Exercise prompt:
Copy the full set of lines exactly as given.
>> BEGIN
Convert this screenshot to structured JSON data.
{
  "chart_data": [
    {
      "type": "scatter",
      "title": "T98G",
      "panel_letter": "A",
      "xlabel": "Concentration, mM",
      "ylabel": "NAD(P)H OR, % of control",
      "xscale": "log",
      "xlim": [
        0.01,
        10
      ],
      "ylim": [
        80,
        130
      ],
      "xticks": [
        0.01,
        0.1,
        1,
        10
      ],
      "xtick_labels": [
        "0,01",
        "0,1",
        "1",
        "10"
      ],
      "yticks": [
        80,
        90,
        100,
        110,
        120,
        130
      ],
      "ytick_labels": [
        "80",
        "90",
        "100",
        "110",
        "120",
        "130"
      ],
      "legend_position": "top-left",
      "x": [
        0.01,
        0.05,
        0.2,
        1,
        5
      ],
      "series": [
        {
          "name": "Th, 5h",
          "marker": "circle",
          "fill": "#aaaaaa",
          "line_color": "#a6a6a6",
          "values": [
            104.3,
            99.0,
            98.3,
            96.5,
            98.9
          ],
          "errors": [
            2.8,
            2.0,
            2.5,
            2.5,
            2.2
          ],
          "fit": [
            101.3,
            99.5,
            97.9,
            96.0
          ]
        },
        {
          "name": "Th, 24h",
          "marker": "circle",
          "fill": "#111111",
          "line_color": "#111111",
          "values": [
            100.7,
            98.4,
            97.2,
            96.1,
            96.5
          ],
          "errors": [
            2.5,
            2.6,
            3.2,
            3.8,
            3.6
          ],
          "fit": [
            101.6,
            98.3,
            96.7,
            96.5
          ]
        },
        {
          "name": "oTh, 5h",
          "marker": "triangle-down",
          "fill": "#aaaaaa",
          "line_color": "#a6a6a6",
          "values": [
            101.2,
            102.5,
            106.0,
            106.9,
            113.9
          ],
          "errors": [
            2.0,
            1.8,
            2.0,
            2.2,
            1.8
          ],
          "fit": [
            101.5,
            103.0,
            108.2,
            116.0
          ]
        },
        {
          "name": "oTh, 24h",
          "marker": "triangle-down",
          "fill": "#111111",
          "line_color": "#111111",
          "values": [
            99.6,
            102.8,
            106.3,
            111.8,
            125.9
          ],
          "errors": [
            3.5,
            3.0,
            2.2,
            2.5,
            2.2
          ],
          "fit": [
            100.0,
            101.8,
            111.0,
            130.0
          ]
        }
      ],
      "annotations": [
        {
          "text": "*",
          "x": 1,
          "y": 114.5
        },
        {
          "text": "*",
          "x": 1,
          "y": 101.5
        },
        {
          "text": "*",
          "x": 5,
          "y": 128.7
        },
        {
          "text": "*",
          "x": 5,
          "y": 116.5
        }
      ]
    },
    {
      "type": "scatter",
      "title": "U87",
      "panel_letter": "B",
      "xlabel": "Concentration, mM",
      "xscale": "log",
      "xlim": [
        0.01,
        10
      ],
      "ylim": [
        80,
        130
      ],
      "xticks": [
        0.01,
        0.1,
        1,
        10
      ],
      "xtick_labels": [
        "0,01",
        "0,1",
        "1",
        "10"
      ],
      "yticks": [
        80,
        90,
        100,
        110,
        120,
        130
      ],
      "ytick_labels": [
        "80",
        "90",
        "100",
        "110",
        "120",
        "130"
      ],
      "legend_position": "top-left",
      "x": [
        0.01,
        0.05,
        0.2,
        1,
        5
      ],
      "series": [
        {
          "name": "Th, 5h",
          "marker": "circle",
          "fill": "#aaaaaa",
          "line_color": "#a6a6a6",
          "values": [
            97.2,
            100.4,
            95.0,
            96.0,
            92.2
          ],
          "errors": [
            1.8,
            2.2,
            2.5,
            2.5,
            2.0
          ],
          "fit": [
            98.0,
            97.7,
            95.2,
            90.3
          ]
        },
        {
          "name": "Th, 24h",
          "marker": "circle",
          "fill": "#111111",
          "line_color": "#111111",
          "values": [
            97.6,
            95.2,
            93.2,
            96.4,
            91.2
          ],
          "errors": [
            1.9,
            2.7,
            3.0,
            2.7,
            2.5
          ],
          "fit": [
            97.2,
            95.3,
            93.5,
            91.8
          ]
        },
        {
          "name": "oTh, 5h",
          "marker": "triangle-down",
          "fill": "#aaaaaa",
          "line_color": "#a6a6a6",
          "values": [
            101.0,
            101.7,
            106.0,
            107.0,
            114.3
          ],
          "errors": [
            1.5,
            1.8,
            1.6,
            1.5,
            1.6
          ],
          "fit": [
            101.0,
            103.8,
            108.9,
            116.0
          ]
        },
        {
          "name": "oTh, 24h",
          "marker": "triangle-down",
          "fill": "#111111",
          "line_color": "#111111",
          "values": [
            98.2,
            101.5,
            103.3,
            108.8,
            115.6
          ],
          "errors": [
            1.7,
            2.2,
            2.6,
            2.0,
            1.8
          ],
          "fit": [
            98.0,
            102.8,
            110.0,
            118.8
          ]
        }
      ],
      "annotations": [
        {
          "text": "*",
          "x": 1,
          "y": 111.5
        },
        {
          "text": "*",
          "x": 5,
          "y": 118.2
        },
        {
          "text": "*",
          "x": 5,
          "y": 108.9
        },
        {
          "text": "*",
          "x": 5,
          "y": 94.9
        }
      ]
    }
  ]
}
>> END
Task solution:
Convert this screenshot to structured JSON data.
{
  "chart_data": [
    {
      "type": "scatter",
      "title": "T98G",
      "panel_letter": "A",
      "xlabel": "Concentration, mM",
      "ylabel": "NAD(P)H OR, % of control",
      "xscale": "log",
      "xlim": [
        0.01,
        10
      ],
      "ylim": [
        80,
        130
      ],
      "xticks": [
        0.01,
        0.1,
        1,
        10
      ],
      "xtick_labels": [
        "0,01",
        "0,1",
        "1",
        "10"
      ],
      "yticks": [
        80,
        90,
        100,
        110,
        120,
        130
      ],
      "ytick_labels": [
        "80",
        "90",
        "100",
        "110",
        "120",
        "130"
      ],
      "legend_position": "top-left",
      "x": [
        0.01,
        0.05,
        0.2,
        1,
        5
      ],
      "series": [
        {
          "name": "Th, 5h",
          "marker": "circle",
          "fill": "#aaaaaa",
          "line_color": "#a6a6a6",
          "values": [
            104.3,
            99.0,
            98.3,
            96.5,
            98.9
          ],
          "errors": [
            2.8,
            2.0,
            2.5,
            2.5,
            2.2
          ],
          "fit": [
            101.3,
            99.5,
            97.9,
            96.0
          ]
        },
        {
          "name": "Th, 24h",
          "marker": "circle",
          "fill": "#111111",
          "line_color": "#111111",
          "values": [
            100.7,
            98.4,
            97.2,
            96.1,
            96.5
          ],
          "errors": [
            2.5,
            2.6,
            3.2,
            3.8,
            3.6
          ],
          "fit": [
            101.6,
            98.3,
            96.7,
            96.5
          ]
        },
        {
          "name": "oTh, 5h",
          "marker": "triangle-down",
          "fill": "#aaaaaa",
          "line_color": "#a6a6a6",
          "values": [
            101.2,
            102.5,
            106.0,
            106.9,
            113.9
          ],
          "errors": [
            2.0,
            1.8,
            2.0,
            2.2,
            1.8
          ],
          "fit": [
            101.5,
            103.0,
            108.2,
            116.0
          ]
        },
        {
          "name": "oTh, 24h",
          "marker": "triangle-down",
          "fill": "#111111",
          "line_color": "#111111",
          "values": [
            99.6,
            102.8,
            106.3,
            111.8,
            125.9
          ],
          "errors": [
            3.5,
            3.0,
            2.2,
            2.5,
            2.2
          ],
          "fit": [
            100.0,
            101.8,
            111.0,
            130.0
          ]
        }
      ],
      "annotations": [
        {
          "text": "*",
          "x": 1,
          "y": 114.5
        },
        {
          "text": "*",
          "x": 1,
          "y": 101.5
        },
        {
          "text": "*",
          "x": 5,
          "y": 128.7
        },
        {
          "text": "*",
          "x": 5,
          "y": 116.5
        }
      ]
    },
    {
      "type": "scatter",
      "title": "U87",
      "panel_letter": "B",
      "xlabel": "Concentration, mM",
      "xscale": "log",
      "xlim": [
        0.01,
        10
      ],
      "ylim": [
        80,
        130
      ],
      "xticks": [
        0.01,
        0.1,
        1,
        10
      ],
      "xtick_labels": [
        "0,01",
        "0,1",
        "1",
        "10"
      ],
      "yticks": [
        80,
        90,
        100,
        110,
        120,
        130
      ],
      "ytick_labels": [
        "80",
        "90",
        "100",
        "110",
        "120",
        "130"
      ],
      "legend_position": "top-left",
      "x": [
        0.01,
        0.05,
        0.2,
        1,
        5
      ],
      "series": [
        {
          "name": "Th, 5h",
          "marker": "circle",
          "fill": "#aaaaaa",
          "line_color": "#a6a6a6",
          "values": [
            97.2,
            100.4,
            95.0,
            96.0,
            92.2
          ],
          "errors": [
            1.8,
            2.2,
            2.5,
            2.5,
            2.0
          ],
          "fit": [
            98.0,
            97.7,
            95.2,
            90.3
          ]
        },
        {
          "name": "Th, 24h",
          "marker": "circle",
          "fill": "#111111",
          "line_color": "#111111",
          "values": [
            97.6,
            95.2,
            93.2,
            96.4,
            91.2
          ],
          "errors": [
            1.9,
            2.7,
            3.0,
            2.7,
            2.5
          ],
          "fit": [
            97.2,
            95.3,
            93.5,
            91.8
          ]
        },
        {
          "name": "oTh, 5h",
          "marker": "triangle-down",
          "fill": "#aaaaaa",
          "line_color": "#a6a6a6",
          "values": [
            101.0,
            101.7,
            106.0,
            107.0,
            114.3
          ],
          "errors": [
            1.5,
            1.8,
            1.6,
            1.5,
            1.6
          ],
          "fit": [
            101.0,
            103.8,
            108.9,
            116.0
          ]
        },
        {
          "name": "oTh, 24h",
          "marker": "triangle-down",
          "fill": "#111111",
          "line_color": "#111111",
          "values": [
            98.2,
            101.5,
            103.3,
            108.8,
            115.6
          ],
          "errors": [
            1.7,
            2.2,
            2.6,
            2.0,
            1.8
          ],
          "fit": [
            98.0,
            102.8,
            110.0,
            118.8
          ]
        }
      ],
      "annotations": [
        {
          "text": "*",
          "x": 1,
          "y": 111.5
        },
        {
          "text": "*",
          "x": 5,
          "y": 118.2
        },
        {
          "text": "*",
          "x": 5,
          "y": 108.9
        },
        {
          "text": "*",
          "x": 5,
          "y": 94.9
        }
      ]
    }
  ]
}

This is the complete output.